Given exercise >>
Repeat each line of the material exactly.

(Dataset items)
--------------------------------------------------

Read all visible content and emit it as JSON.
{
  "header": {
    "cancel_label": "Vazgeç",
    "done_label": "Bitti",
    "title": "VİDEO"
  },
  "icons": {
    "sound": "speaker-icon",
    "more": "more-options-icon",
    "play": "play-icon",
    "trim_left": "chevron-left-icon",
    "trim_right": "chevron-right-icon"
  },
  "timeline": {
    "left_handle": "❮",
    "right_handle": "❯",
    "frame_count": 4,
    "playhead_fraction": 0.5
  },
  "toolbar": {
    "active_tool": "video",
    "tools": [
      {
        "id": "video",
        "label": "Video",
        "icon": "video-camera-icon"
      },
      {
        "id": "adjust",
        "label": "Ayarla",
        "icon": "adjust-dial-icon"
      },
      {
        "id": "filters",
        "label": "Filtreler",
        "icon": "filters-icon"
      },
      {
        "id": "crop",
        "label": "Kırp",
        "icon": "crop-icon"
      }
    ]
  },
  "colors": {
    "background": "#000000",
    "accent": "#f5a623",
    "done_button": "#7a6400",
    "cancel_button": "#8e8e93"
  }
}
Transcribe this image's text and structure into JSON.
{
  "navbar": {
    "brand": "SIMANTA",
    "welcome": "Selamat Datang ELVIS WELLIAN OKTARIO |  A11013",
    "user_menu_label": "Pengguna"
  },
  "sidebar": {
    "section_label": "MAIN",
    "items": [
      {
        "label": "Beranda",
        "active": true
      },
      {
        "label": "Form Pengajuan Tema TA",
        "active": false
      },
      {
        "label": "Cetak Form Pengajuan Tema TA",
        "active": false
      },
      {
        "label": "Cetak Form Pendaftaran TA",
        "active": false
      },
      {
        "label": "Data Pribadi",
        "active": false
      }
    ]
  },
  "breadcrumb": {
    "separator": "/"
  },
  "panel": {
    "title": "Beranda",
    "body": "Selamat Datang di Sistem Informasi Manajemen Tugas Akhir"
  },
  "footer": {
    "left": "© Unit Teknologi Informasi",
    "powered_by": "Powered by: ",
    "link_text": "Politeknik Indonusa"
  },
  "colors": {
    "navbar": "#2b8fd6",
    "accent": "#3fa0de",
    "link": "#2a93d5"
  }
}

--------------------------------------------------

In response >>
Read all visible content and emit it as JSON.
{
  "header": {
    "cancel_label": "Vazgeç",
    "done_label": "Bitti",
    "title": "VİDEO"
  },
  "icons": {
    "sound": "speaker-icon",
    "more": "more-options-icon",
    "play": "play-icon",
    "trim_left": "chevron-left-icon",
    "trim_right": "chevron-right-icon"
  },
  "timeline": {
    "left_handle": "❮",
    "right_handle": "❯",
    "frame_count": 4,
    "playhead_fraction": 0.5
  },
  "toolbar": {
    "active_tool": "video",
    "tools": [
      {
        "id": "video",
        "label": "Video",
        "icon": "video-camera-icon"
      },
      {
        "id": "adjust",
        "label": "Ayarla",
        "icon": "adjust-dial-icon"
      },
      {
        "id": "filters",
        "label": "Filtreler",
        "icon": "filters-icon"
      },
      {
        "id": "crop",
        "label": "Kırp",
        "icon": "crop-icon"
      }
    ]
  },
  "colors": {
    "background": "#000000",
    "accent": "#f5a623",
    "done_button": "#7a6400",
    "cancel_button": "#8e8e93"
  }
}
Transcribe this image's text and structure into JSON.
{
  "navbar": {
    "brand": "SIMANTA",
    "welcome": "Selamat Datang ELVIS WELLIAN OKTARIO |  A11013",
    "user_menu_label": "Pengguna"
  },
  "sidebar": {
    "section_label": "MAIN",
    "items": [
      {
        "label": "Beranda",
        "active": true
      },
      {
        "label": "Form Pengajuan Tema TA",
        "active": false
      },
      {
        "label": "Cetak Form Pengajuan Tema TA",
        "active": false
      },
      {
        "label": "Cetak Form Pendaftaran TA",
        "active": false
      },
      {
        "label": "Data Pribadi",
        "active": false
      }
    ]
  },
  "breadcrumb": {
    "separator": "/"
  },
  "panel": {
    "title": "Beranda",
    "body": "Selamat Datang di Sistem Informasi Manajemen Tugas Akhir"
  },
  "footer": {
    "left": "© Unit Teknologi Informasi",
    "powered_by": "Powered by: ",
    "link_text": "Politeknik Indonusa"
  },
  "colors": {
    "navbar": "#2b8fd6",
    "accent": "#3fa0de",
    "link": "#2a93d5"
  }
}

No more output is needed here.